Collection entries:
begin

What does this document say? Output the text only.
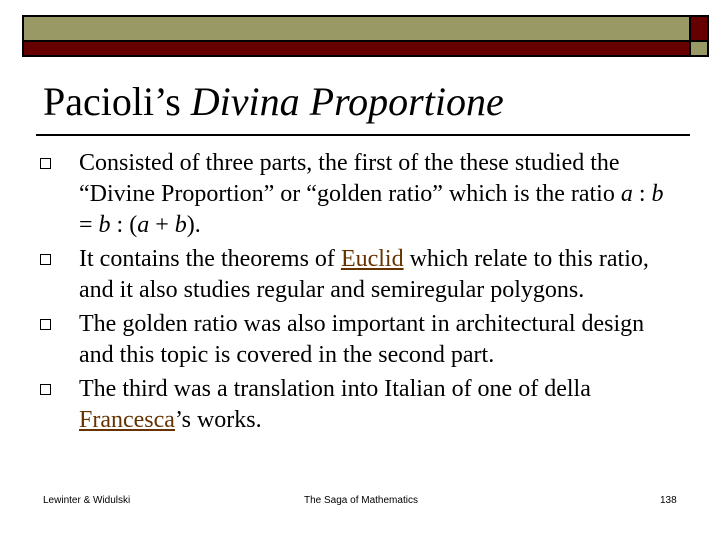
Pacioli’s Divina Proportione
Consisted of three parts, the first of the these studied the “Divine Proportion” or “golden ratio” which is the ratio a : b = b : (a + b).
It contains the theorems of Euclid which relate to this ratio, and it also studies regular and semiregular polygons.
The golden ratio was also important in architectural design and this topic is covered in the second part.
The third was a translation into Italian of one of della Francesca’s works.
Lewinter & Widulski	The Saga of Mathematics	138
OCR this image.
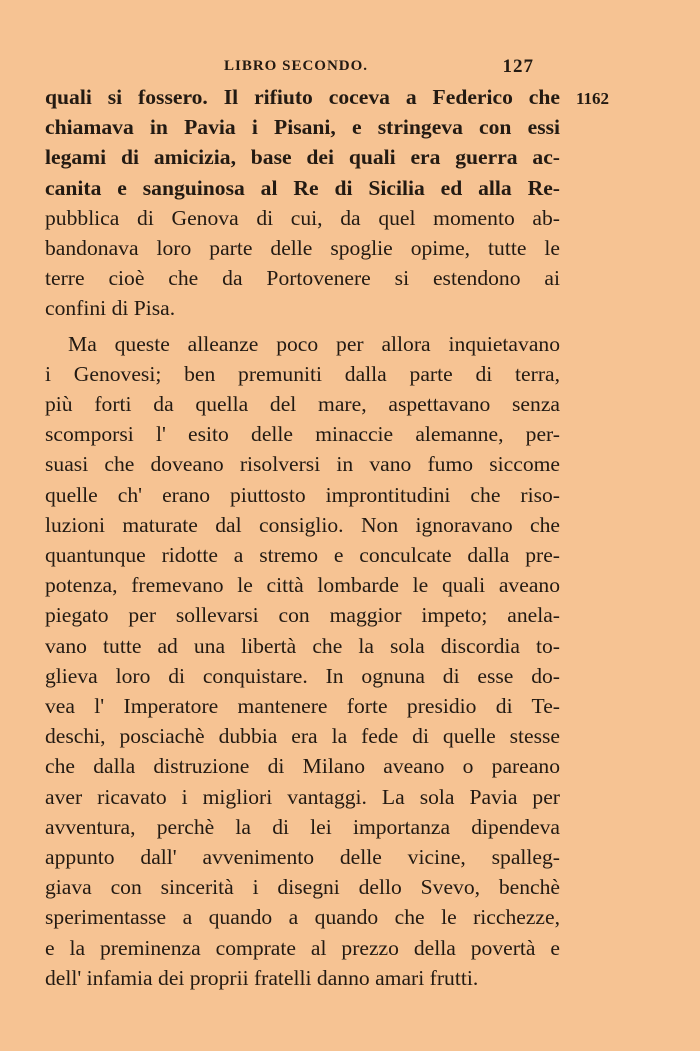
LIBRO SECONDO.	127
1162
quali si fossero. Il rifiuto coceva a Federico che
chiamava in Pavia i Pisani, e stringeva con essi
legami di amicizia, base dei quali era guerra ac-
canita e sanguinosa al Re di Sicilia ed alla Re-
pubblica di Genova di cui, da quel momento ab-
bandonava loro parte delle spoglie opime, tutte le
terre cioè che da Portovenere si estendono ai
confini di Pisa.
Ma queste alleanze poco per allora inquietavano
i Genovesi; ben premuniti dalla parte di terra,
più forti da quella del mare, aspettavano senza
scomporsi l' esito delle minaccie alemanne, per-
suasi che doveano risolversi in vano fumo siccome
quelle ch' erano piuttosto improntitudini che riso-
luzioni maturate dal consiglio. Non ignoravano che
quantunque ridotte a stremo e conculcate dalla pre-
potenza, fremevano le città lombarde le quali aveano
piegato per sollevarsi con maggior impeto; anela-
vano tutte ad una libertà che la sola discordia to-
glieva loro di conquistare. In ognuna di esse do-
vea l' Imperatore mantenere forte presidio di Te-
deschi, posciachè dubbia era la fede di quelle stesse
che dalla distruzione di Milano aveano o pareano
aver ricavato i migliori vantaggi. La sola Pavia per
avventura, perchè la di lei importanza dipendeva
appunto dall' avvenimento delle vicine, spalleg-
giava con sincerità i disegni dello Svevo, benchè
sperimentasse a quando a quando che le ricchezze,
e la preminenza comprate al prezzo della povertà e
dell' infamia dei proprii fratelli danno amari frutti.
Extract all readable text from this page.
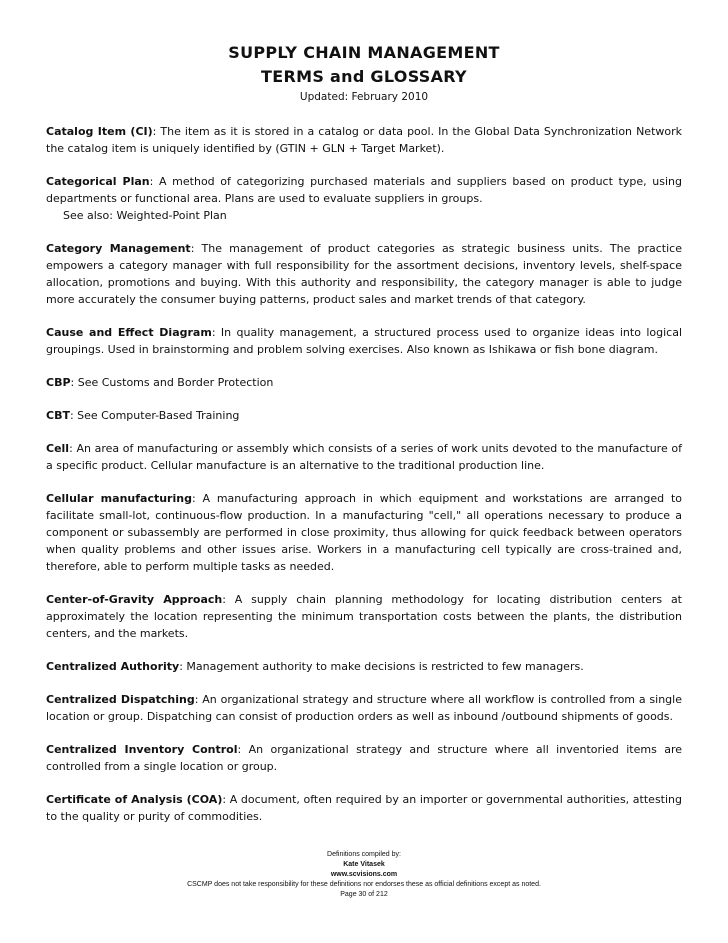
SUPPLY CHAIN MANAGEMENT
TERMS and GLOSSARY
Updated: February 2010

Catalog Item (CI): The item as it is stored in a catalog or data pool. In the Global Data Synchronization Network the catalog item is uniquely identified by (GTIN + GLN + Target Market).

Categorical Plan: A method of categorizing purchased materials and suppliers based on product type, using departments or functional area. Plans are used to evaluate suppliers in groups.
See also: Weighted-Point Plan

Category Management: The management of product categories as strategic business units. The practice empowers a category manager with full responsibility for the assortment decisions, inventory levels, shelf-space allocation, promotions and buying. With this authority and responsibility, the category manager is able to judge more accurately the consumer buying patterns, product sales and market trends of that category.

Cause and Effect Diagram: In quality management, a structured process used to organize ideas into logical groupings. Used in brainstorming and problem solving exercises. Also known as Ishikawa or fish bone diagram.

CBP: See Customs and Border Protection

CBT: See Computer-Based Training

Cell: An area of manufacturing or assembly which consists of a series of work units devoted to the manufacture of a specific product. Cellular manufacture is an alternative to the traditional production line.

Cellular manufacturing: A manufacturing approach in which equipment and workstations are arranged to facilitate small-lot, continuous-flow production. In a manufacturing "cell," all operations necessary to produce a component or subassembly are performed in close proximity, thus allowing for quick feedback between operators when quality problems and other issues arise. Workers in a manufacturing cell typically are cross-trained and, therefore, able to perform multiple tasks as needed.

Center-of-Gravity Approach: A supply chain planning methodology for locating distribution centers at approximately the location representing the minimum transportation costs between the plants, the distribution centers, and the markets.

Centralized Authority: Management authority to make decisions is restricted to few managers.

Centralized Dispatching: An organizational strategy and structure where all workflow is controlled from a single location or group. Dispatching can consist of production orders as well as inbound /outbound shipments of goods.

Centralized Inventory Control: An organizational strategy and structure where all inventoried items are controlled from a single location or group.

Certificate of Analysis (COA): A document, often required by an importer or governmental authorities, attesting to the quality or purity of commodities.

Definitions compiled by:
Kate Vitasek
www.scvisions.com
CSCMP does not take responsibility for these definitions nor endorses these as official definitions except as noted.
Page 30 of 212
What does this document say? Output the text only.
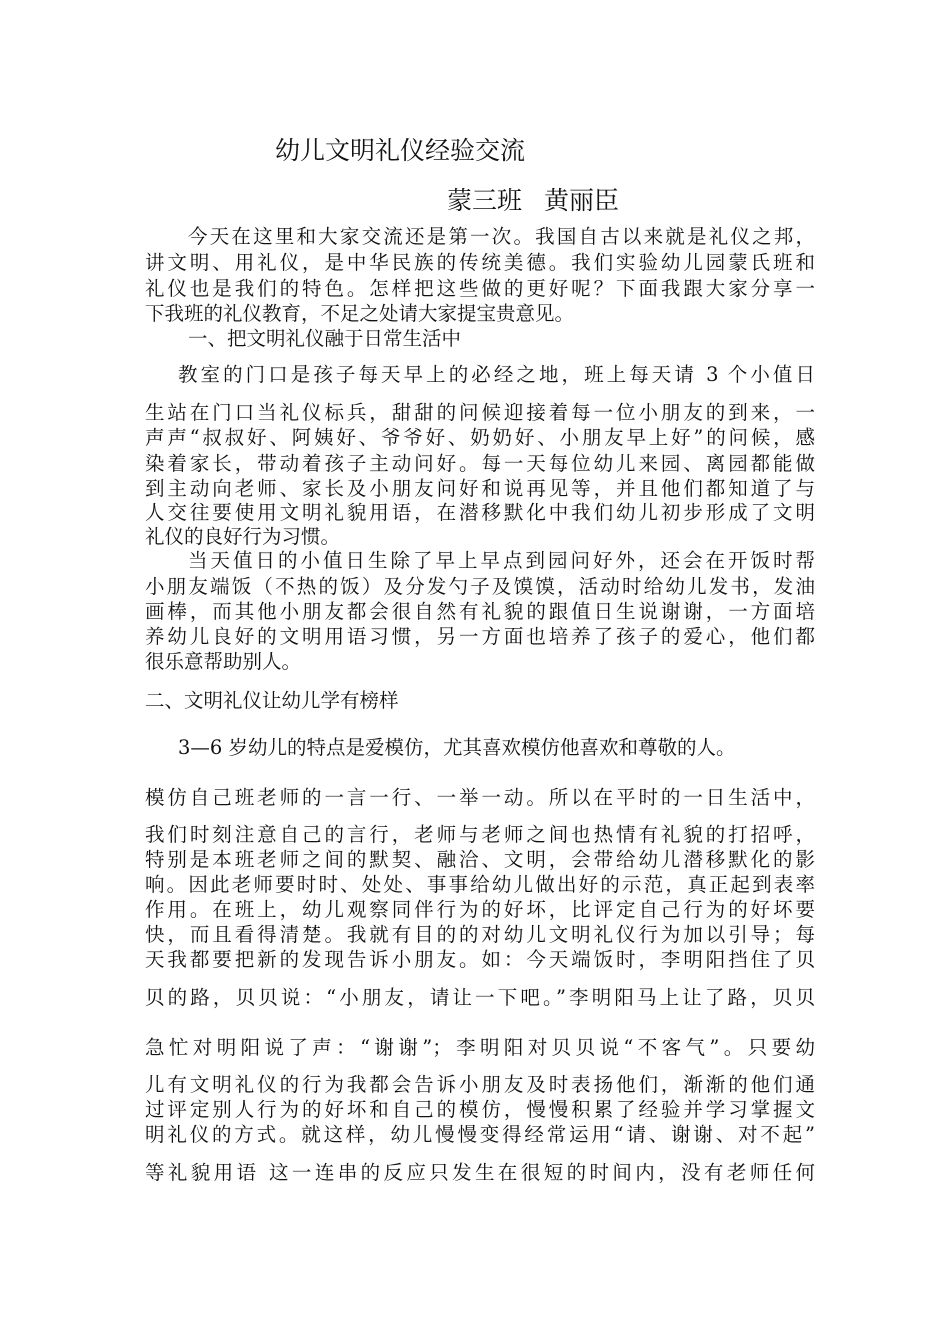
幼儿文明礼仪经验交流
蒙三班 黄丽臣
今天在这里和大家交流还是第一次。我国自古以来就是礼仪之邦，
讲文明、用礼仪，是中华民族的传统美德。我们实验幼儿园蒙氏班和
礼仪也是我们的特色。怎样把这些做的更好呢？下面我跟大家分享一
下我班的礼仪教育，不足之处请大家提宝贵意见。
一、把文明礼仪融于日常生活中
教室的门口是孩子每天早上的必经之地，班上每天请 3 个小值日
生站在门口当礼仪标兵，甜甜的问候迎接着每一位小朋友的到来，一
声声“叔叔好、阿姨好、爷爷好、奶奶好、小朋友早上好”的问候，感
染着家长，带动着孩子主动问好。每一天每位幼儿来园、离园都能做
到主动向老师、家长及小朋友问好和说再见等，并且他们都知道了与
人交往要使用文明礼貌用语，在潜移默化中我们幼儿初步形成了文明
礼仪的良好行为习惯。
当天值日的小值日生除了早上早点到园问好外，还会在开饭时帮
小朋友端饭（不热的饭）及分发勺子及馍馍，活动时给幼儿发书，发油
画棒，而其他小朋友都会很自然有礼貌的跟值日生说谢谢，一方面培
养幼儿良好的文明用语习惯，另一方面也培养了孩子的爱心，他们都
很乐意帮助别人。
二、文明礼仪让幼儿学有榜样
3—6 岁幼儿的特点是爱模仿，尤其喜欢模仿他喜欢和尊敬的人。
模仿自己班老师的一言一行、一举一动。所以在平时的一日生活中，
我们时刻注意自己的言行，老师与老师之间也热情有礼貌的打招呼，
特别是本班老师之间的默契、融洽、文明，会带给幼儿潜移默化的影
响。因此老师要时时、处处、事事给幼儿做出好的示范，真正起到表率
作用。在班上，幼儿观察同伴行为的好坏，比评定自己行为的好坏要
快，而且看得清楚。我就有目的的对幼儿文明礼仪行为加以引导；每
天我都要把新的发现告诉小朋友。如：今天端饭时，李明阳挡住了贝
贝的路，贝贝说：“小朋友，请让一下吧。”李明阳马上让了路，贝贝
急忙对明阳说了声：“谢谢”；李明阳对贝贝说“不客气”。只要幼
儿有文明礼仪的行为我都会告诉小朋友及时表扬他们，渐渐的他们通
过评定别人行为的好坏和自己的模仿，慢慢积累了经验并学习掌握文
明礼仪的方式。就这样，幼儿慢慢变得经常运用“请、谢谢、对不起”
等礼貌用语 这一连串的反应只发生在很短的时间内，没有老师任何
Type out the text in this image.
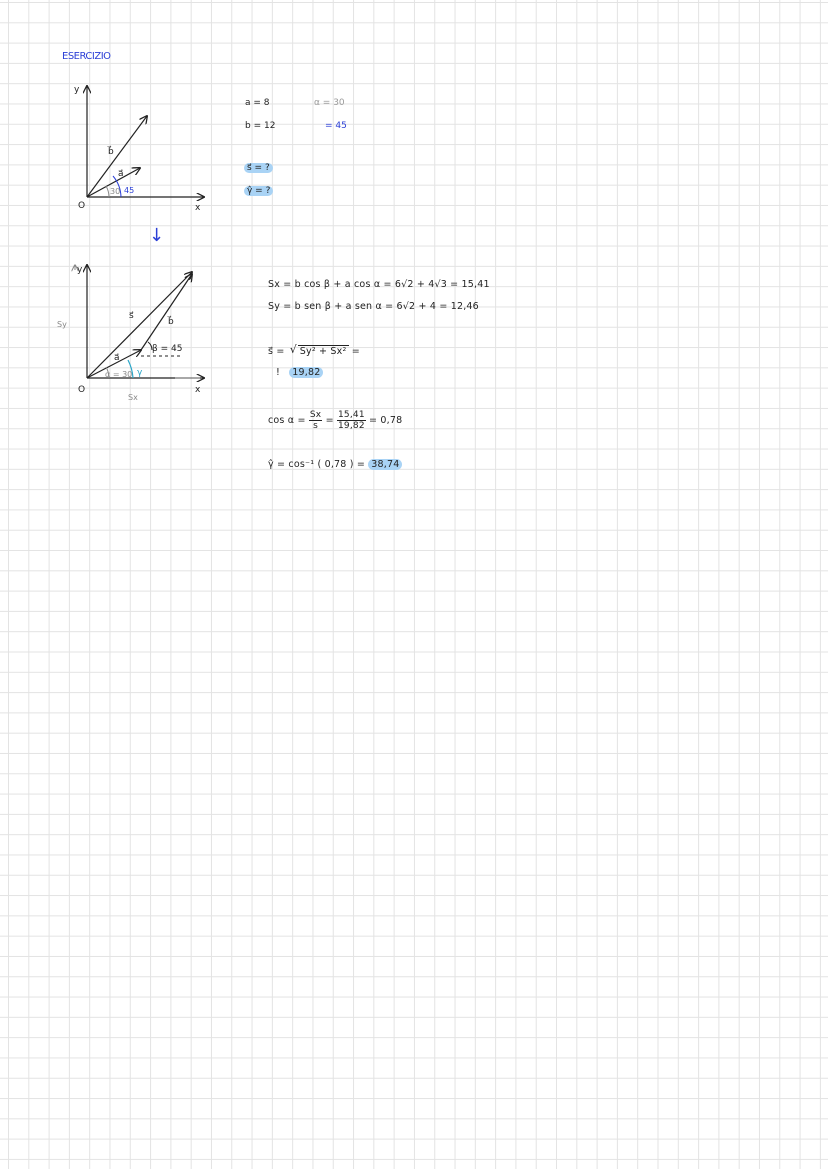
ESERCIZIO
a = 8
b = 12
α = 30
= 45
s⃗ = ?
γ̂ = ?
y
x
O
b⃗
a⃗
30 45
↓
y
x
O
Sy
Sx
s⃗
b⃗
a⃗
β = 45
α = 30 γ
Sx = b cos β + a cos α = 6√2 + 4√3 = 15,41
Sy = b sen β + a sen α = 6√2 + 4 = 12,46
s⃗ = √ Sy² + Sx² =
! 19,82
$\cos \alpha = \frac{Sx}{s} = \frac{15,41}{19,82} = 0,78$
γ̂ = cos⁻¹ ( 0,78 ) = 38,74
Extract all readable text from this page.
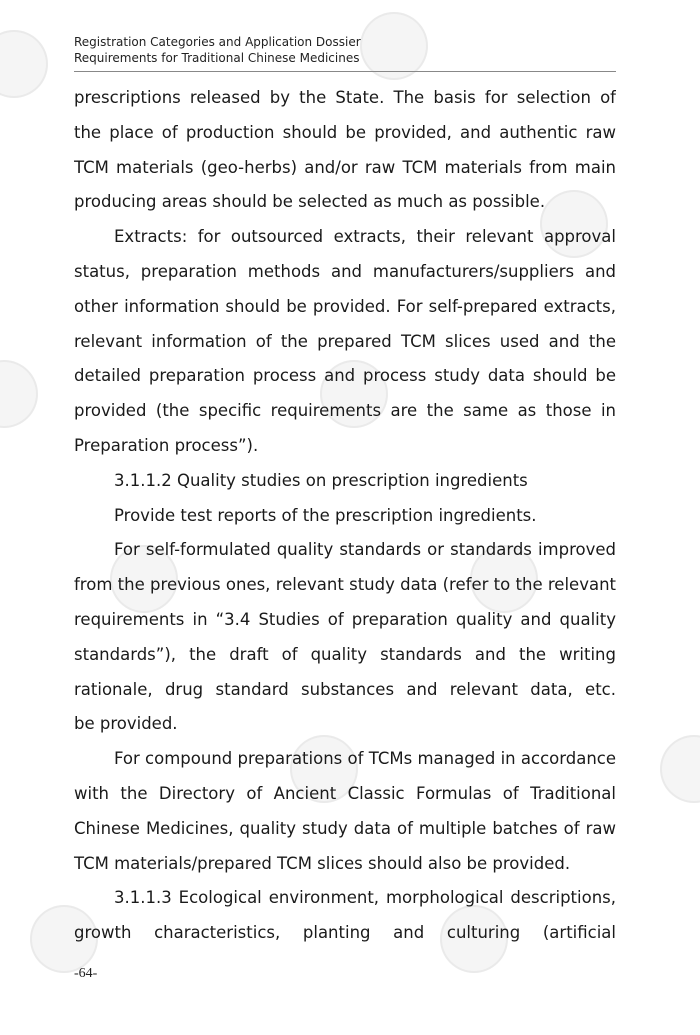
Registration Categories and Application Dossier
Requirements for Traditional Chinese Medicines

prescriptions released by the State. The basis for selection of
the place of production should be provided, and authentic raw
TCM materials (geo-herbs) and/or raw TCM materials from main
producing areas should be selected as much as possible.

Extracts: for outsourced extracts, their relevant approval
status, preparation methods and manufacturers/suppliers and
other information should be provided. For self-prepared extracts,
relevant information of the prepared TCM slices used and the
detailed preparation process and process study data should be
provided (the specific requirements are the same as those in
Preparation process”).

3.1.1.2 Quality studies on prescription ingredients

Provide test reports of the prescription ingredients.

For self-formulated quality standards or standards improved
from the previous ones, relevant study data (refer to the relevant
requirements in “3.4 Studies of preparation quality and quality
standards”), the draft of quality standards and the writing
rationale, drug standard substances and relevant data, etc.
be provided.

For compound preparations of TCMs managed in accordance
with the Directory of Ancient Classic Formulas of Traditional
Chinese Medicines, quality study data of multiple batches of raw
TCM materials/prepared TCM slices should also be provided.

3.1.1.3 Ecological environment, morphological descriptions,
growth characteristics, planting and culturing (artificial

-64-
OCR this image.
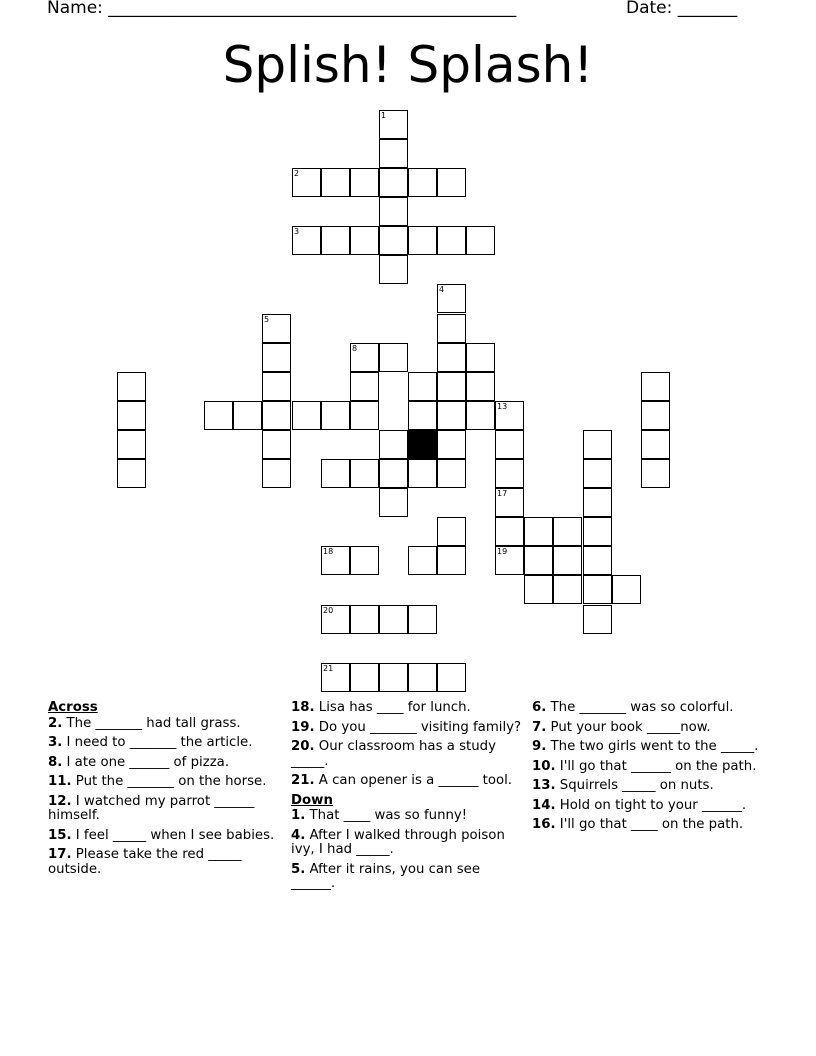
Name: ________________________________________________	Date: _______
Splish! Splash!
1
2
3
4
5
8
13
17
19
18
20
21
Across
2. The _______ had tall grass.
3. I need to _______ the article.
8. I ate one ______ of pizza.
11. Put the _______ on the horse.
12. I watched my parrot ______ himself.
15. I feel _____ when I see babies.
17. Please take the red _____ outside.
18. Lisa has ____ for lunch.
19. Do you _______ visiting family?
20. Our classroom has a study _____.
21. A can opener is a ______ tool.
Down
1. That ____ was so funny!
4. After I walked through poison ivy, I had _____.
5. After it rains, you can see ______.
6. The _______ was so colorful.
7. Put your book _____now.
9. The two girls went to the _____.
10. I'll go that ______ on the path.
13. Squirrels _____ on nuts.
14. Hold on tight to your ______.
16. I'll go that ____ on the path.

end

Provide the count, and nothing else, of lines in the data above where the word "authority" occurs.

2